### EXERCISE INSTRUCTIONS:
Go through the entries one line at a time, and gather every line that has the word "створення".

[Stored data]
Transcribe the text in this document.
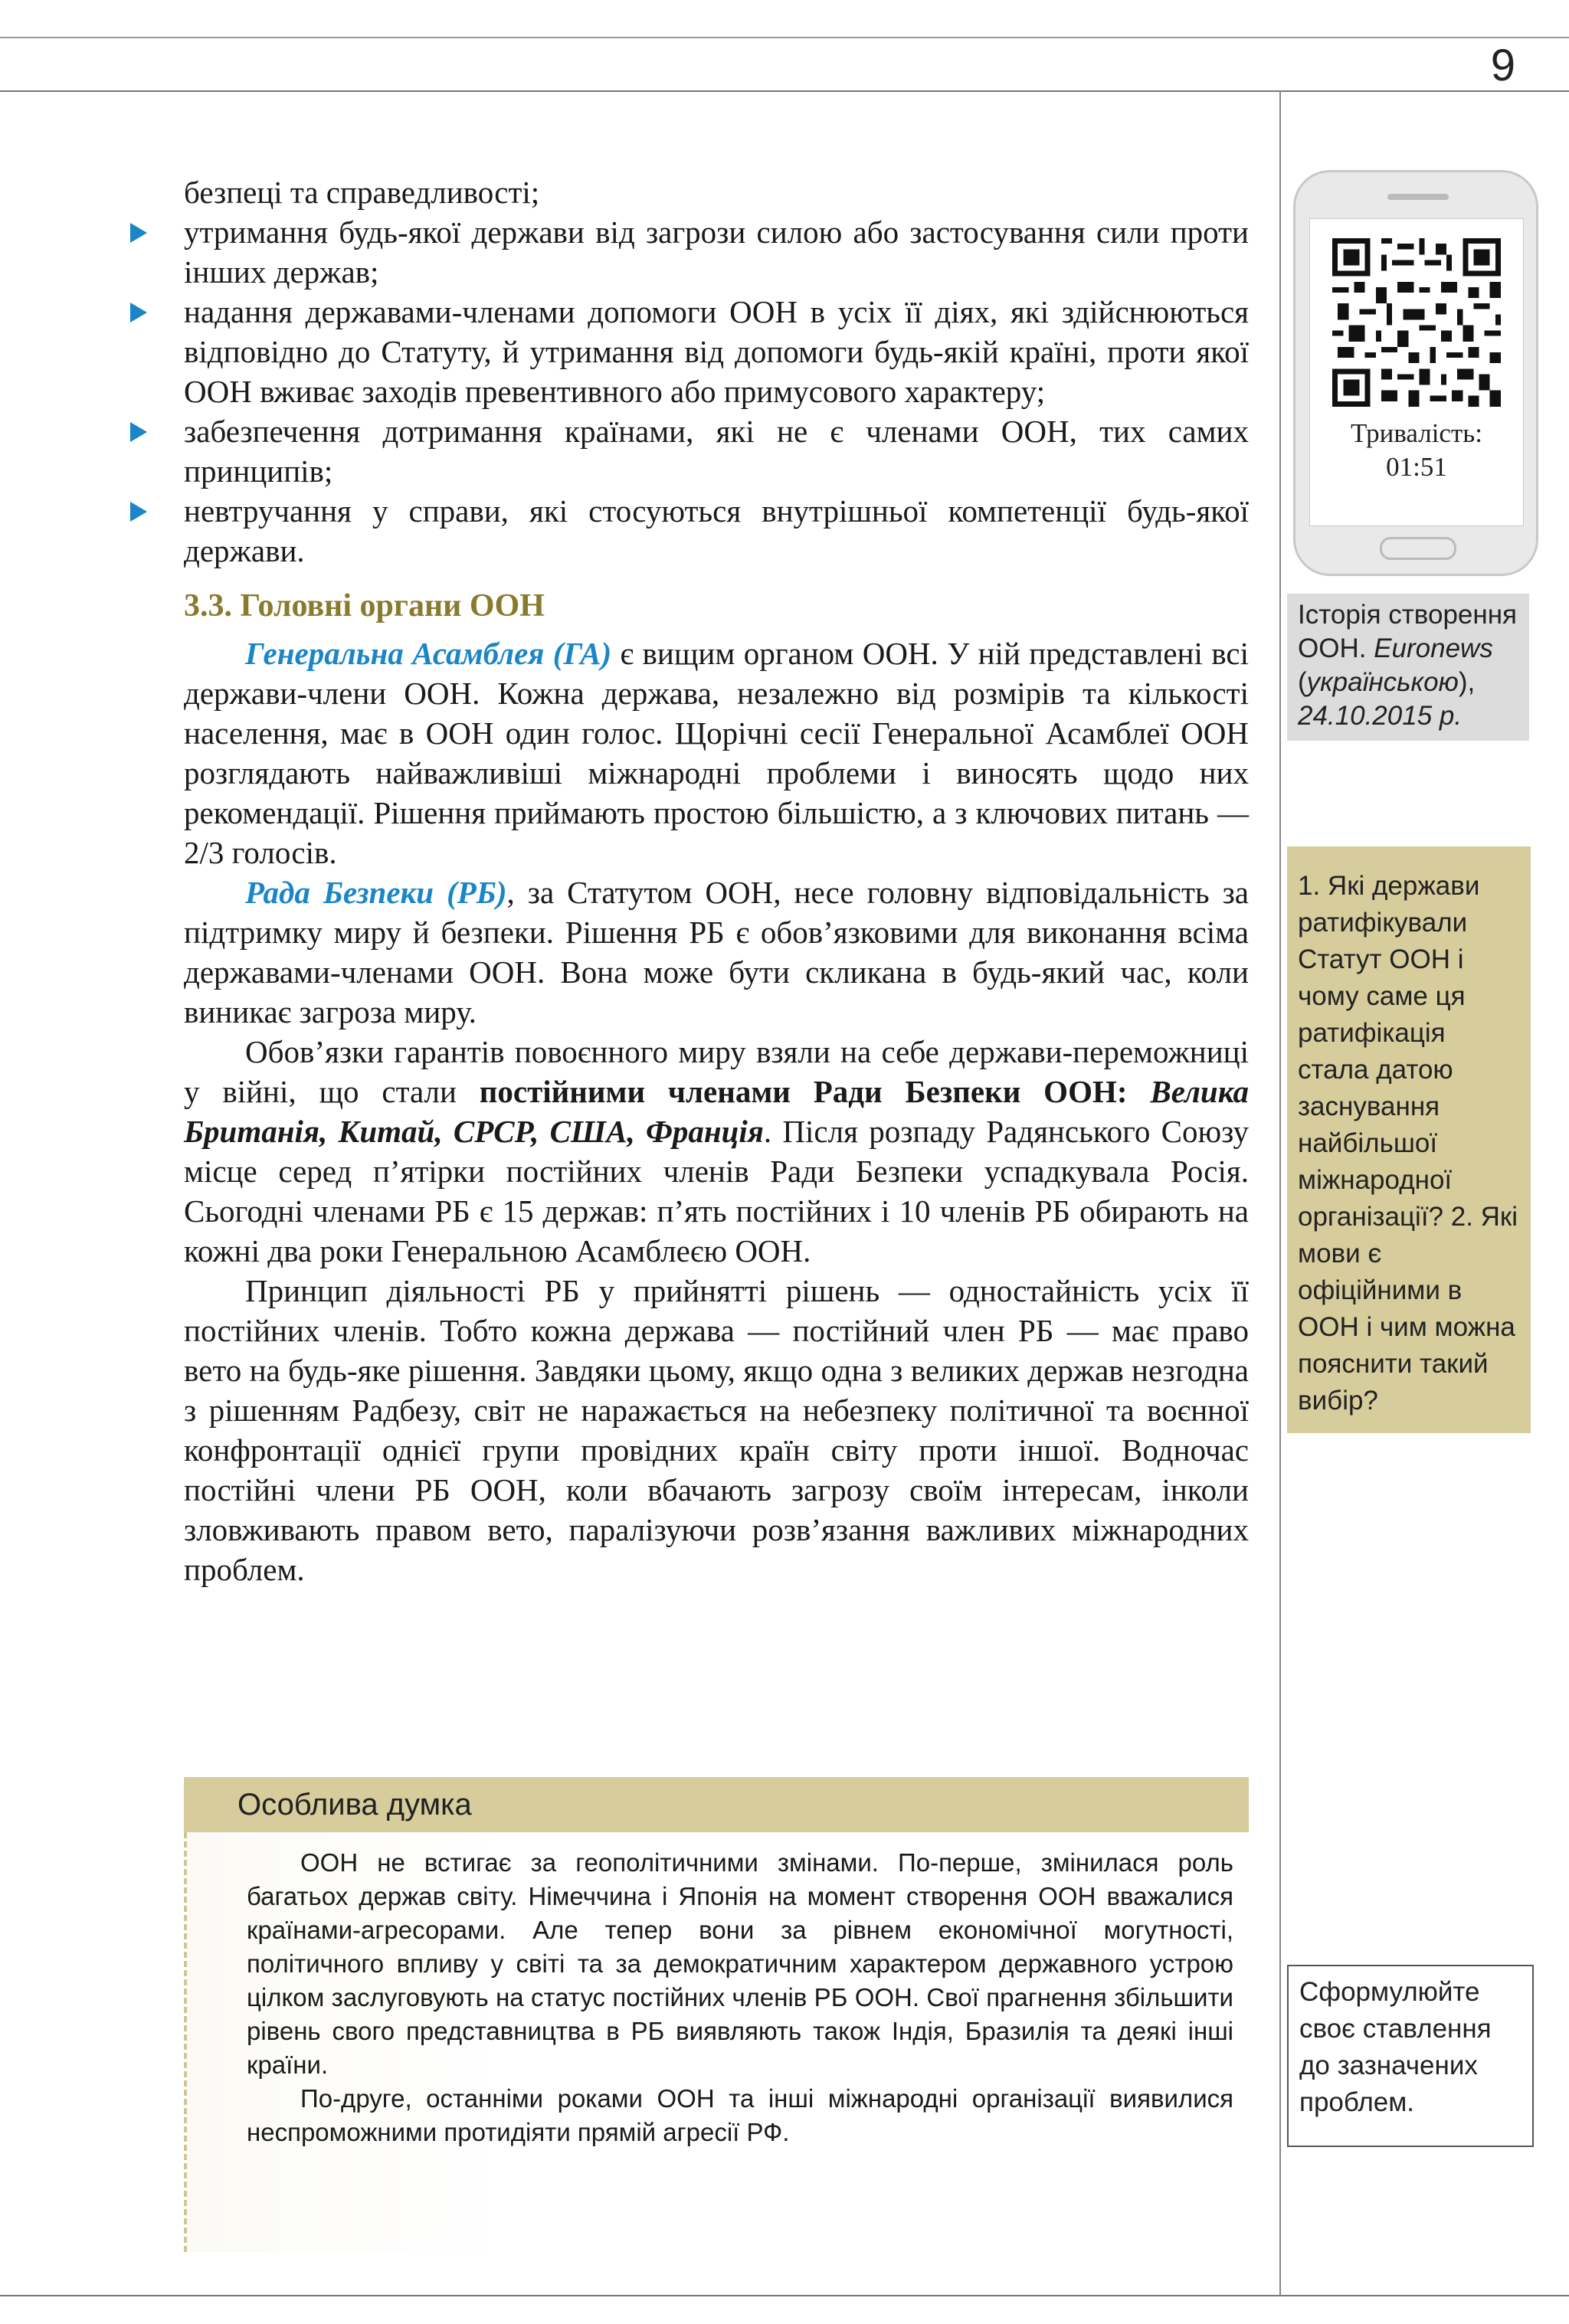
9

безпеці та справедливості;

утримання будь-якої держави від загрози силою або застосування сили проти інших держав;
надання державами-членами допомоги ООН в усіх її діях, які здійснюються відповідно до Статуту, й утримання від допомоги будь-якій країні, проти якої ООН вживає заходів превентивного або примусового характеру;
забезпечення дотримання країнами, які не є членами ООН, тих самих принципів;
невтручання у справи, які стосуються внутрішньої компетенції будь-якої держави.
3.3. Головні органи ООН

Генеральна Асамблея (ГА) є вищим органом ООН. У ній представлені всі держави-члени ООН. Кожна держава, незалежно від розмірів та кількості населення, має в ООН один голос. Щорічні сесії Генеральної Асамблеї ООН розглядають найважливіші міжнародні проблеми і виносять щодо них рекомендації. Рішення приймають простою більшістю, а з ключових питань — 2/3 голосів.

Рада Безпеки (РБ), за Статутом ООН, несе головну відповідальність за підтримку миру й безпеки. Рішення РБ є обов’язковими для виконання всіма державами-членами ООН. Вона може бути скликана в будь-який час, коли виникає загроза миру.

Обов’язки гарантів повоєнного миру взяли на себе держави-переможниці у війні, що стали постійними членами Ради Безпеки ООН: Велика Британія, Китай, СРСР, США, Франція. Після розпаду Радянського Союзу місце серед п’ятірки постійних членів Ради Безпеки успадкувала Росія. Сьогодні членами РБ є 15 держав: п’ять постійних і 10 членів РБ обирають на кожні два роки Генеральною Асамблеєю ООН.

Принцип діяльності РБ у прийнятті рішень — одностайність усіх її постійних членів. Тобто кожна держава — постійний член РБ — має право вето на будь-яке рішення. Завдяки цьому, якщо одна з великих держав незгодна з рішенням Радбезу, світ не наражається на небезпеку політичної та воєнної конфронтації однієї групи провідних країн світу проти іншої. Водночас постійні члени РБ ООН, коли вбачають загрозу своїм інтересам, інколи зловживають правом вето, паралізуючи розв’язання важливих міжнародних проблем.

Особлива думка

ООН не встигає за геополітичними змінами. По-перше, змінилася роль багатьох держав світу. Німеччина і Японія на момент створення ООН вважалися країнами-агресорами. Але тепер вони за рівнем економічної могутності, політичного впливу у світі та за демократичним характером державного устрою цілком заслуговують на статус постійних членів РБ ООН. Свої прагнення збільшити рівень свого представництва в РБ виявляють також Індія, Бразилія та деякі інші країни.

По-друге, останніми роками ООН та інші міжнародні організації виявилися неспроможними протидіяти прямій агресії РФ.

Тривалість:
01:51
Історія створення ООН. Euronews (українською), 24.10.2015 р.
1. Які держави ратифікували Статут ООН і чому саме ця ратифікація стала датою заснування найбільшої міжнародної організації? 2. Які мови є офіційними в ООН і чим можна пояснити такий вибір?
Сформулюйте своє ставлення до зазначених проблем.
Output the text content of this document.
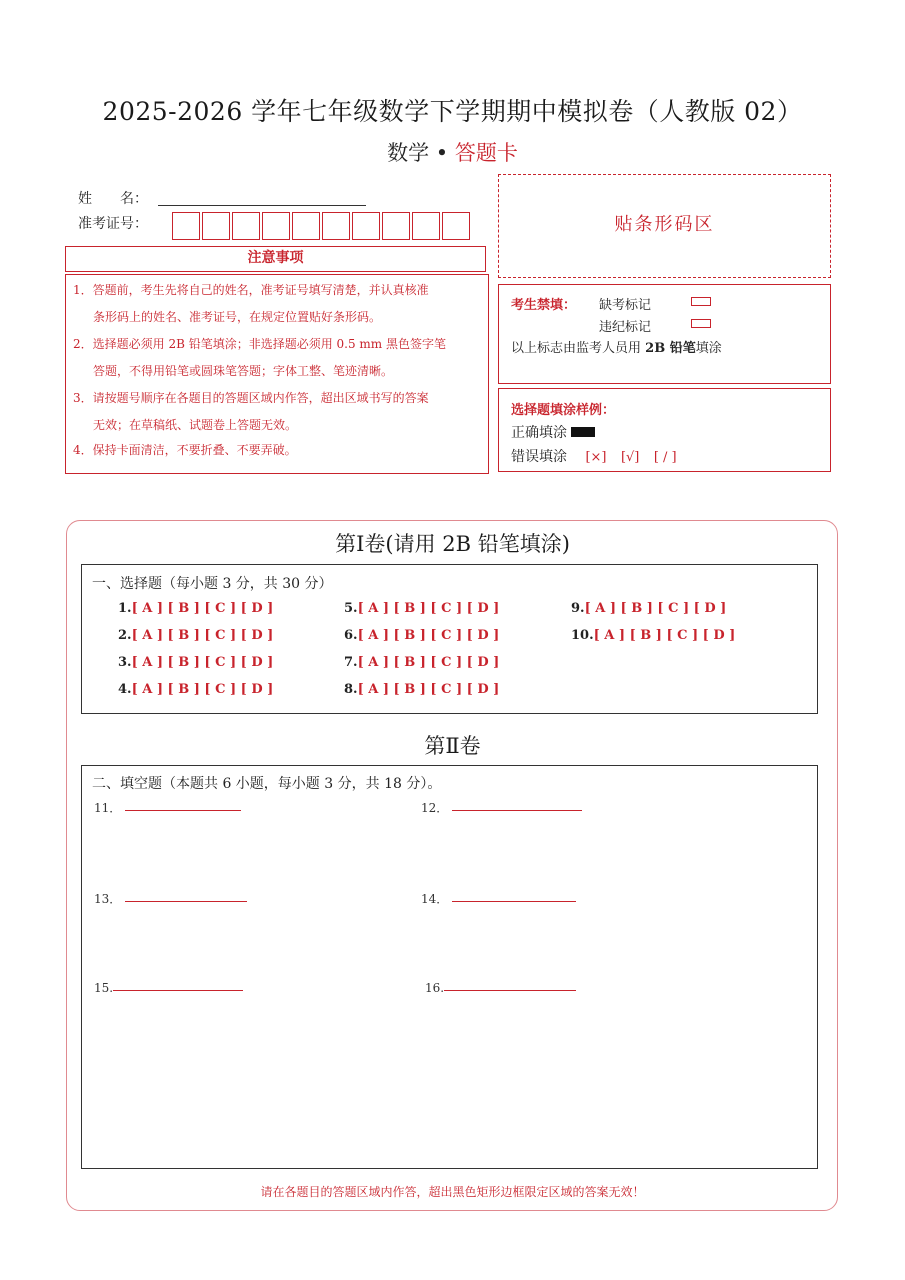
2025-2026 学年七年级数学下学期期中模拟卷（人教版 02）
数学 • 答题卡
姓　　名：
准考证号：
注意事项
1．答题前，考生先将自己的姓名，准考证号填写清楚，并认真核准
条形码上的姓名、准考证号，在规定位置贴好条形码。
2．选择题必须用 2B 铅笔填涂；非选择题必须用 0.5 mm 黑色签字笔
答题，不得用铅笔或圆珠笔答题；字体工整、笔迹清晰。
3．请按题号顺序在各题目的答题区域内作答，超出区域书写的答案
无效；在草稿纸、试题卷上答题无效。
4．保持卡面清洁，不要折叠、不要弄破。
贴条形码区
考生禁填： 缺考标记
违纪标记
以上标志由监考人员用 2B 铅笔填涂
选择题填涂样例：
正确填涂
错误填涂 [×] [√] [ / ]
第Ⅰ卷(请用 2B 铅笔填涂)
一、选择题（每小题 3 分，共 30 分）
1.[ A ] [ B ] [ C ] [ D ]
2.[ A ] [ B ] [ C ] [ D ]
3.[ A ] [ B ] [ C ] [ D ]
4.[ A ] [ B ] [ C ] [ D ]
5.[ A ] [ B ] [ C ] [ D ]
6.[ A ] [ B ] [ C ] [ D ]
7.[ A ] [ B ] [ C ] [ D ]
8.[ A ] [ B ] [ C ] [ D ]
9.[ A ] [ B ] [ C ] [ D ]
10.[ A ] [ B ] [ C ] [ D ]
第Ⅱ卷
二、填空题（本题共 6 小题，每小题 3 分，共 18 分）。
11．	12．
13．	14．
15.	16.
请在各题目的答题区域内作答，超出黑色矩形边框限定区域的答案无效！
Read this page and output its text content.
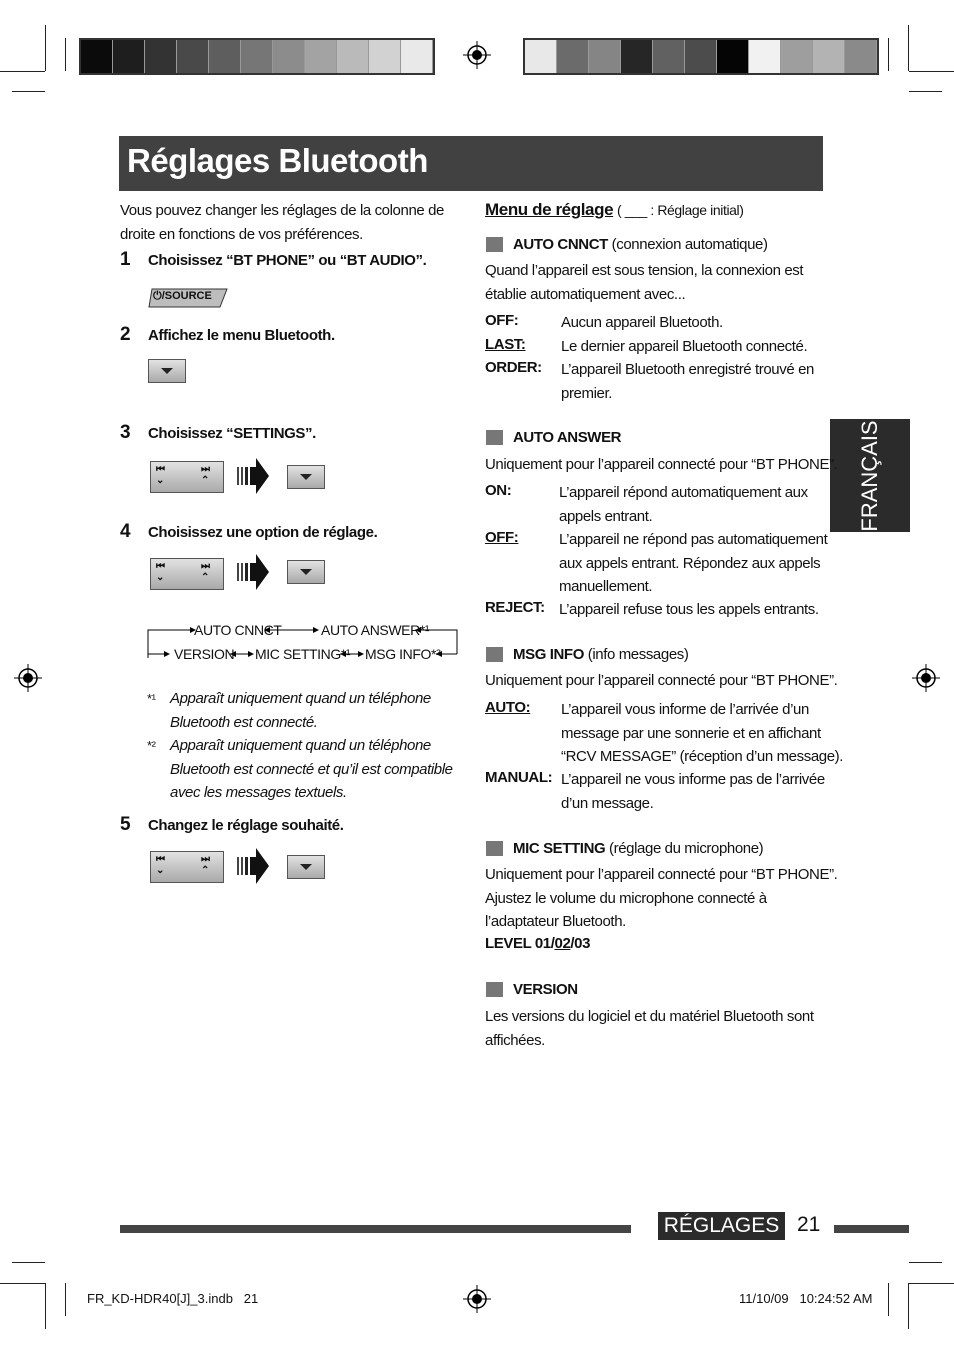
Réglages Bluetooth
FRANÇAIS
Vous pouvez changer les réglages de la colonne de
droite en fonctions de vos préférences.
1 Choisissez “BT PHONE” ou “BT AUDIO”.
⏻/SOURCE
2 Affichez le menu Bluetooth.
3 Choisissez “SETTINGS”.
⏮
⌄
⏭
⌃
4 Choisissez une option de réglage.
⏮
⌄
⏭
⌃
AUTO CNNCT	AUTO ANSWER*¹
VERSION MIC SETTING*¹ MSG INFO*²
*¹ Apparaît uniquement quand un téléphone
Bluetooth est connecté.
*² Apparaît uniquement quand un téléphone
Bluetooth est connecté et qu’il est compatible
avec les messages textuels.
5 Changez le réglage souhaité.
⏮
⌄
⏭
⌃
Menu de réglage ( ___ : Réglage initial)
AUTO CNNCT (connexion automatique)
Quand l’appareil est sous tension, la connexion est
établie automatiquement avec...
OFF:	Aucun appareil Bluetooth.
LAST: Le dernier appareil Bluetooth connecté.
ORDER: L’appareil Bluetooth enregistré trouvé en
premier.
AUTO ANSWER
Uniquement pour l’appareil connecté pour “BT PHONE”.
ON:	L’appareil répond automatiquement aux
appels entrant.
OFF:	L’appareil ne répond pas automatiquement
aux appels entrant. Répondez aux appels
manuellement.
REJECT: L’appareil refuse tous les appels entrants.
MSG INFO (info messages)
Uniquement pour l’appareil connecté pour “BT PHONE”.
AUTO: L’appareil vous informe de l’arrivée d’un
message par une sonnerie et en affichant
“RCV MESSAGE” (réception d’un message).
MANUAL: L’appareil ne vous informe pas de l’arrivée
d’un message.
MIC SETTING (réglage du microphone)
Uniquement pour l’appareil connecté pour “BT PHONE”.
Ajustez le volume du microphone connecté à
l’adaptateur Bluetooth.
LEVEL 01/02/03
VERSION
Les versions du logiciel et du matériel Bluetooth sont
affichées.
RÉGLAGES 21
FR_KD-HDR40[J]_3.indb   21	11/10/09   10:24:52 AM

### SOLUTION FOR THIS PROBLEM:
ООН не встигає за геополітичними змінами. По-перше, змінилася роль багатьох держав світу. Німеччина і Японія на момент створення ООН вважалися країнами-агресорами. Але тепер вони за рівнем економічної могутності, політичного впливу у світі та за демократичним характером державного устрою цілком заслуговують на статус постійних членів РБ ООН. Свої прагнення збільшити рівень свого представництва в РБ виявляють також Індія, Бразилія та деякі інші країни.
Історія створення ООН. Euronews (українською), 24.10.2015 р.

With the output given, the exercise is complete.